▶ [TO DO]:
Output the full listing below exactly as it reads, and skip anything that is a picture.

(Extracted data entries)
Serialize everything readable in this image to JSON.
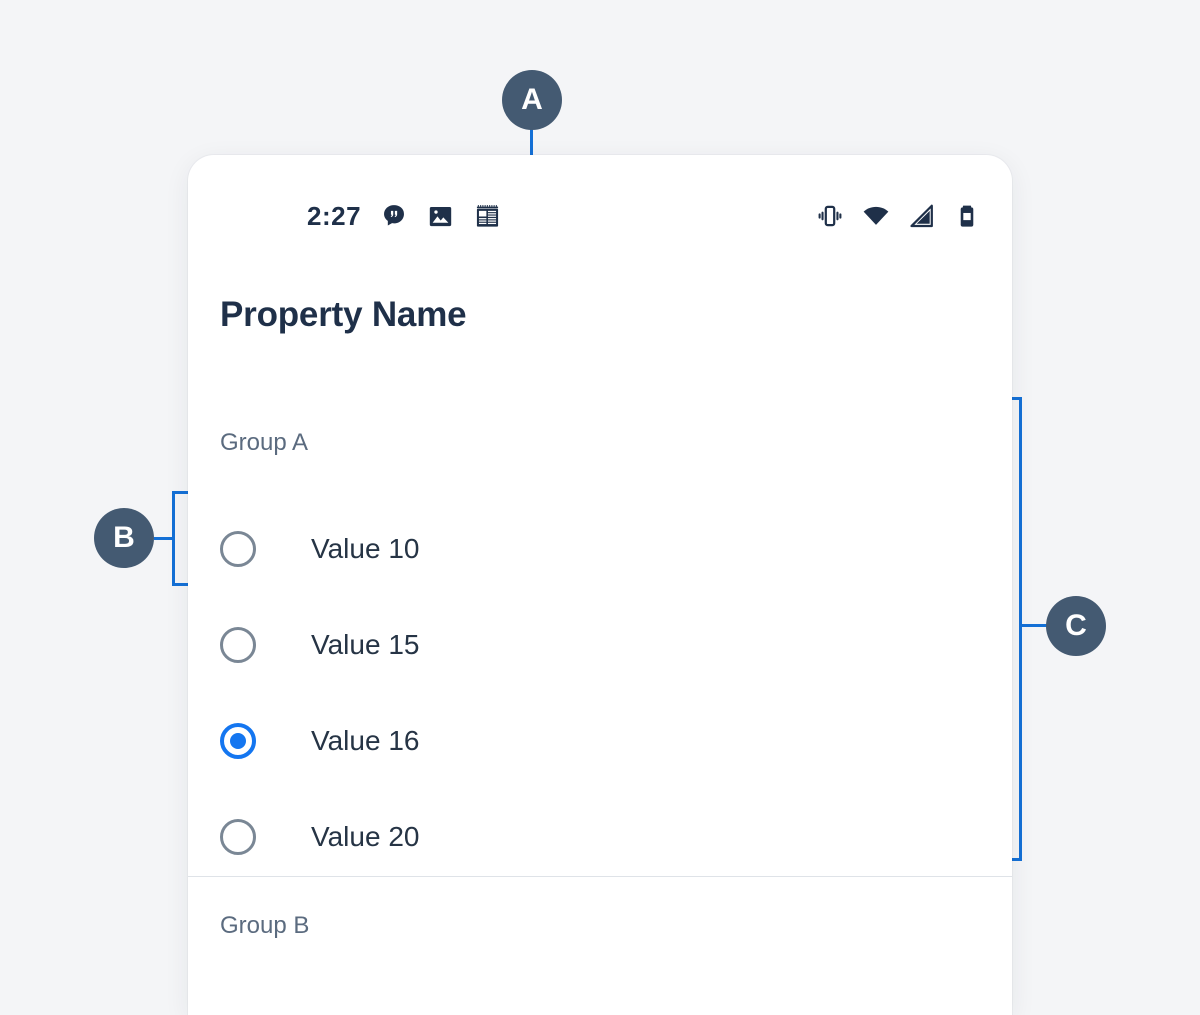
{
  "colors": {
    "page_background": "#f4f5f7",
    "card_background": "#ffffff",
    "text_dark": "#1f3049",
    "text_muted": "#5b6b7f",
    "accent_blue": "#1476f0",
    "leader_blue": "#1470d6",
    "marker_slate": "#445a72",
    "radio_off_ring": "#7a8795",
    "divider": "#dfe3e8"
  },
  "status_bar": {
    "time": "2:27",
    "left_icons": [
      {
        "name": "chat-bubble-icon"
      },
      {
        "name": "image-icon"
      },
      {
        "name": "news-article-icon"
      }
    ],
    "right_icons": [
      {
        "name": "vibrate-icon"
      },
      {
        "name": "wifi-icon"
      },
      {
        "name": "cellular-signal-icon"
      },
      {
        "name": "battery-icon"
      }
    ]
  },
  "screen": {
    "title": "Property Name",
    "groups": [
      {
        "label": "Group A",
        "options": [
          {
            "label": "Value 10",
            "selected": false
          },
          {
            "label": "Value 15",
            "selected": false
          },
          {
            "label": "Value 16",
            "selected": true
          },
          {
            "label": "Value 20",
            "selected": false
          }
        ]
      },
      {
        "label": "Group B",
        "options": []
      }
    ]
  },
  "annotations": [
    {
      "id": "A",
      "label": "A"
    },
    {
      "id": "B",
      "label": "B"
    },
    {
      "id": "C",
      "label": "C"
    }
  ]
}
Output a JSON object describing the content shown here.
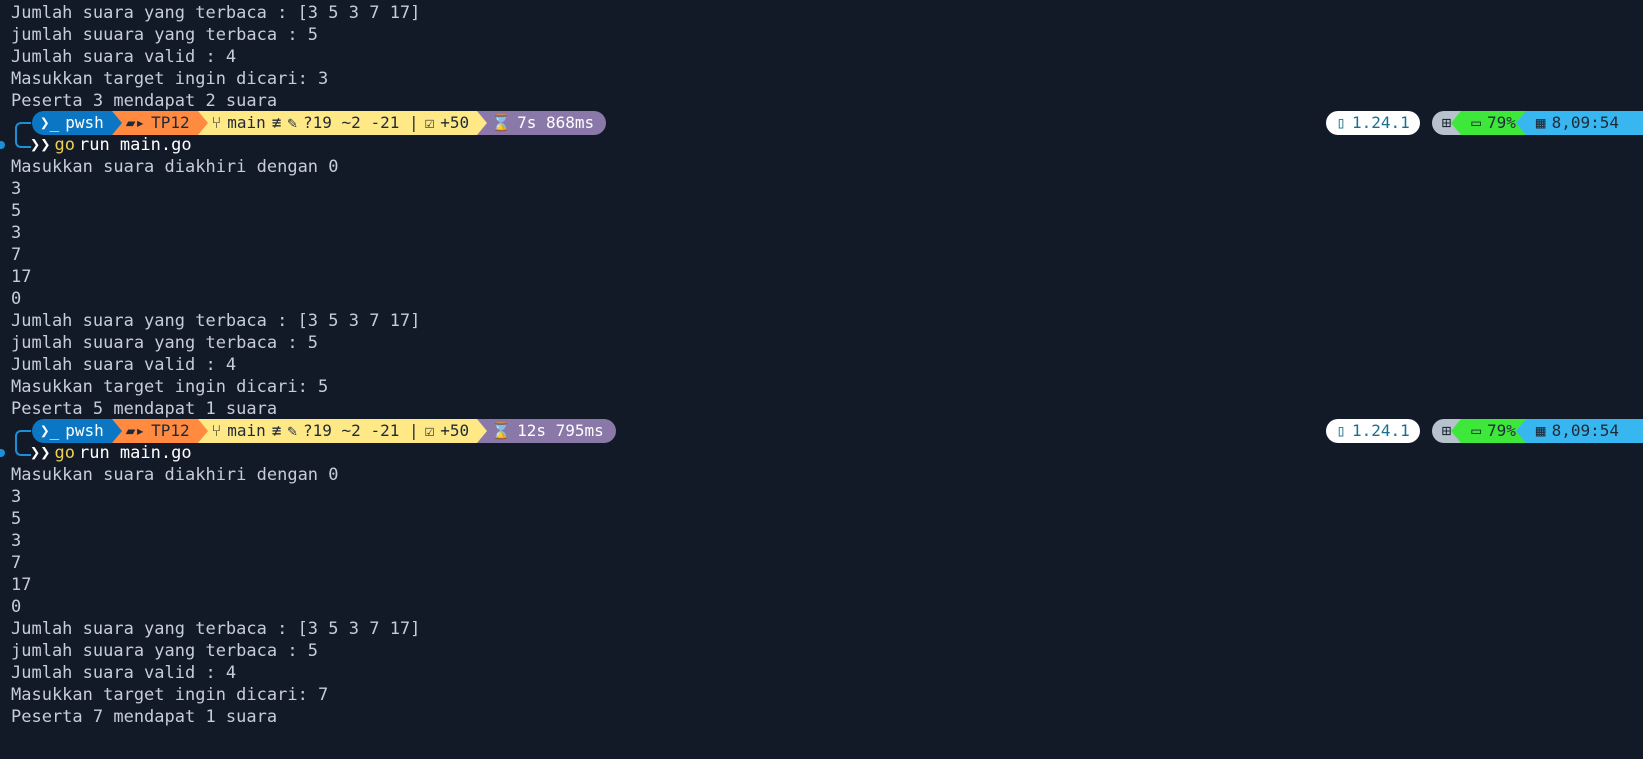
{
  "colors": {
    "background": "#121a28",
    "text": "#c7cdd6",
    "shell_segment": "#0b77c4",
    "path_segment": "#ff8a40",
    "git_segment": "#ffe886",
    "time_segment": "#8a78a8",
    "go_version_segment": "#ffffff",
    "os_segment": "#b8c2cc",
    "battery_segment": "#3ee83a",
    "date_segment": "#38b6f0"
  },
  "top_output": [
    "Jumlah suara yang terbaca : [3 5 3 7 17]",
    "jumlah suuara yang terbaca : 5",
    "Jumlah suara valid : 4",
    "Masukkan target ingin dicari: 3",
    "Peserta 3 mendapat 2 suara"
  ],
  "prompts": [
    {
      "shell": "pwsh",
      "folder": "TP12",
      "branch": "main",
      "branch_status": "≢",
      "changes": "?19 ~2 -21 |",
      "staged": "+50",
      "duration": "7s 868ms",
      "go_version": "1.24.1",
      "battery": "79%",
      "datetime": "8,09:54",
      "command_tool": "go",
      "command_args": "run main.go",
      "output": [
        "Masukkan suara diakhiri dengan 0",
        "3",
        "5",
        "3",
        "7",
        "17",
        "0",
        "Jumlah suara yang terbaca : [3 5 3 7 17]",
        "jumlah suuara yang terbaca : 5",
        "Jumlah suara valid : 4",
        "Masukkan target ingin dicari: 5",
        "Peserta 5 mendapat 1 suara"
      ]
    },
    {
      "shell": "pwsh",
      "folder": "TP12",
      "branch": "main",
      "branch_status": "≢",
      "changes": "?19 ~2 -21 |",
      "staged": "+50",
      "duration": "12s 795ms",
      "go_version": "1.24.1",
      "battery": "79%",
      "datetime": "8,09:54",
      "command_tool": "go",
      "command_args": "run main.go",
      "output": [
        "Masukkan suara diakhiri dengan 0",
        "3",
        "5",
        "3",
        "7",
        "17",
        "0",
        "Jumlah suara yang terbaca : [3 5 3 7 17]",
        "jumlah suuara yang terbaca : 5",
        "Jumlah suara valid : 4",
        "Masukkan target ingin dicari: 7",
        "Peserta 7 mendapat 1 suara"
      ]
    }
  ]
}
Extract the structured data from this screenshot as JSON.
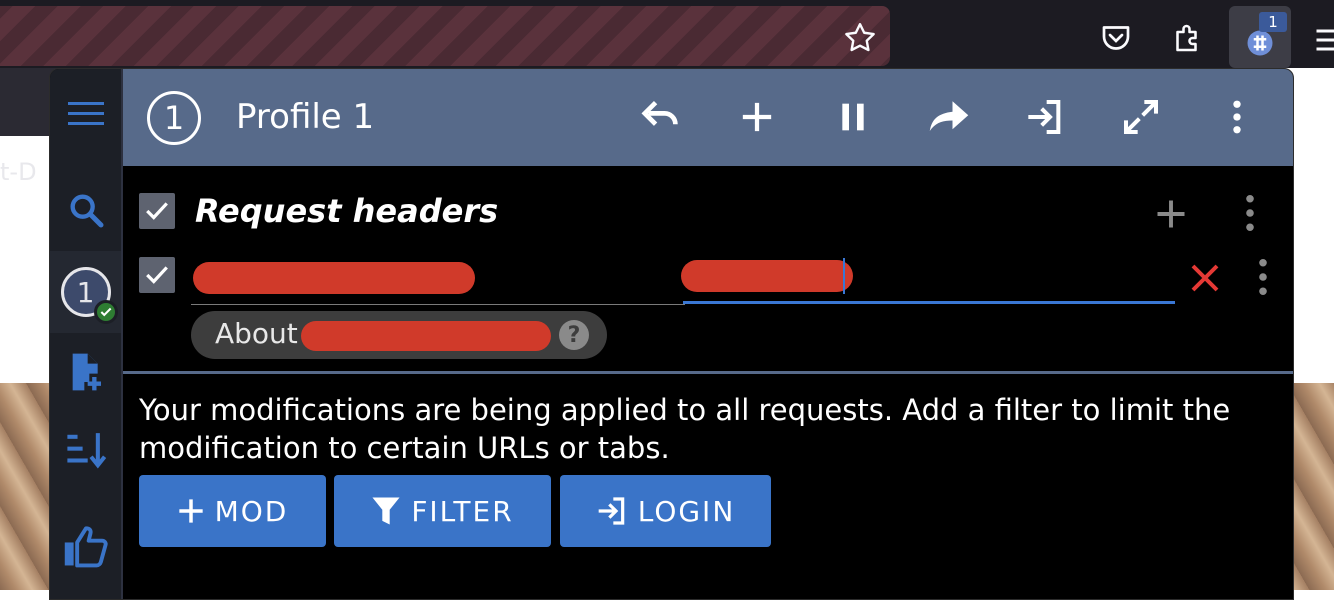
{
  "browser": {
    "tab_text": "t-D",
    "extension_badge": "1"
  },
  "sidebar": {
    "items": [
      {
        "name": "menu",
        "icon": "hamburger-icon"
      },
      {
        "name": "search",
        "icon": "search-icon"
      },
      {
        "name": "profile-1",
        "label": "1",
        "status": "active"
      },
      {
        "name": "add-profile",
        "icon": "file-add-icon"
      },
      {
        "name": "sort",
        "icon": "sort-icon"
      },
      {
        "name": "rate",
        "icon": "thumbs-up-icon"
      }
    ]
  },
  "header": {
    "profile_number": "1",
    "title": "Profile 1",
    "actions": [
      "undo-icon",
      "add-icon",
      "pause-icon",
      "redo-icon",
      "login-icon",
      "fullscreen-icon",
      "more-icon"
    ],
    "color": "#576a8a"
  },
  "request_headers": {
    "title": "Request headers",
    "enabled": true,
    "row": {
      "enabled": true,
      "name": "",
      "value": ""
    },
    "chip_label": "About"
  },
  "notice": {
    "text": "Your modifications are being applied to all requests. Add a filter to limit the modification to certain URLs or tabs."
  },
  "buttons": {
    "mod": "MOD",
    "filter": "FILTER",
    "login": "LOGIN"
  },
  "colors": {
    "accent": "#3a74c8",
    "delete": "#e53935",
    "redaction": "#d03a2a"
  }
}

▶ [EXPECTED ANSWER]:
Serialize everything readable in this image to JSON.
{
  "colors": {
    "page_background": "#f4f5f7",
    "card_background": "#ffffff",
    "text_dark": "#1f3049",
    "text_muted": "#5b6b7f",
    "accent_blue": "#1476f0",
    "leader_blue": "#1470d6",
    "marker_slate": "#445a72",
    "radio_off_ring": "#7a8795",
    "divider": "#dfe3e8"
  },
  "status_bar": {
    "time": "2:27",
    "left_icons": [
      {
        "name": "chat-bubble-icon"
      },
      {
        "name": "image-icon"
      },
      {
        "name": "news-article-icon"
      }
    ],
    "right_icons": [
      {
        "name": "vibrate-icon"
      },
      {
        "name": "wifi-icon"
      },
      {
        "name": "cellular-signal-icon"
      },
      {
        "name": "battery-icon"
      }
    ]
  },
  "screen": {
    "title": "Property Name",
    "groups": [
      {
        "label": "Group A",
        "options": [
          {
            "label": "Value 10",
            "selected": false
          },
          {
            "label": "Value 15",
            "selected": false
          },
          {
            "label": "Value 16",
            "selected": true
          },
          {
            "label": "Value 20",
            "selected": false
          }
        ]
      },
      {
        "label": "Group B",
        "options": []
      }
    ]
  },
  "annotations": [
    {
      "id": "A",
      "label": "A"
    },
    {
      "id": "B",
      "label": "B"
    },
    {
      "id": "C",
      "label": "C"
    }
  ]
}
Output a JSON object describing the content shown here.
{
  "colors": {
    "background": "#121a28",
    "text": "#c7cdd6",
    "shell_segment": "#0b77c4",
    "path_segment": "#ff8a40",
    "git_segment": "#ffe886",
    "time_segment": "#8a78a8",
    "go_version_segment": "#ffffff",
    "os_segment": "#b8c2cc",
    "battery_segment": "#3ee83a",
    "date_segment": "#38b6f0"
  },
  "top_output": [
    "Jumlah suara yang terbaca : [3 5 3 7 17]",
    "jumlah suuara yang terbaca : 5",
    "Jumlah suara valid : 4",
    "Masukkan target ingin dicari: 3",
    "Peserta 3 mendapat 2 suara"
  ],
  "prompts": [
    {
      "shell": "pwsh",
      "folder": "TP12",
      "branch": "main",
      "branch_status": "≢",
      "changes": "?19 ~2 -21 |",
      "staged": "+50",
      "duration": "7s 868ms",
      "go_version": "1.24.1",
      "battery": "79%",
      "datetime": "8,09:54",
      "command_tool": "go",
      "command_args": "run main.go",
      "output": [
        "Masukkan suara diakhiri dengan 0",
        "3",
        "5",
        "3",
        "7",
        "17",
        "0",
        "Jumlah suara yang terbaca : [3 5 3 7 17]",
        "jumlah suuara yang terbaca : 5",
        "Jumlah suara valid : 4",
        "Masukkan target ingin dicari: 5",
        "Peserta 5 mendapat 1 suara"
      ]
    },
    {
      "shell": "pwsh",
      "folder": "TP12",
      "branch": "main",
      "branch_status": "≢",
      "changes": "?19 ~2 -21 |",
      "staged": "+50",
      "duration": "12s 795ms",
      "go_version": "1.24.1",
      "battery": "79%",
      "datetime": "8,09:54",
      "command_tool": "go",
      "command_args": "run main.go",
      "output": [
        "Masukkan suara diakhiri dengan 0",
        "3",
        "5",
        "3",
        "7",
        "17",
        "0",
        "Jumlah suara yang terbaca : [3 5 3 7 17]",
        "jumlah suuara yang terbaca : 5",
        "Jumlah suara valid : 4",
        "Masukkan target ingin dicari: 7",
        "Peserta 7 mendapat 1 suara"
      ]
    }
  ]
}
Extract the structured data from this screenshot as JSON.
{
  "browser": {
    "tab_text": "t-D",
    "extension_badge": "1"
  },
  "sidebar": {
    "items": [
      {
        "name": "menu",
        "icon": "hamburger-icon"
      },
      {
        "name": "search",
        "icon": "search-icon"
      },
      {
        "name": "profile-1",
        "label": "1",
        "status": "active"
      },
      {
        "name": "add-profile",
        "icon": "file-add-icon"
      },
      {
        "name": "sort",
        "icon": "sort-icon"
      },
      {
        "name": "rate",
        "icon": "thumbs-up-icon"
      }
    ]
  },
  "header": {
    "profile_number": "1",
    "title": "Profile 1",
    "actions": [
      "undo-icon",
      "add-icon",
      "pause-icon",
      "redo-icon",
      "login-icon",
      "fullscreen-icon",
      "more-icon"
    ],
    "color": "#576a8a"
  },
  "request_headers": {
    "title": "Request headers",
    "enabled": true,
    "row": {
      "enabled": true,
      "name": "",
      "value": ""
    },
    "chip_label": "About"
  },
  "notice": {
    "text": "Your modifications are being applied to all requests. Add a filter to limit the modification to certain URLs or tabs."
  },
  "buttons": {
    "mod": "MOD",
    "filter": "FILTER",
    "login": "LOGIN"
  },
  "colors": {
    "accent": "#3a74c8",
    "delete": "#e53935",
    "redaction": "#d03a2a"
  }
}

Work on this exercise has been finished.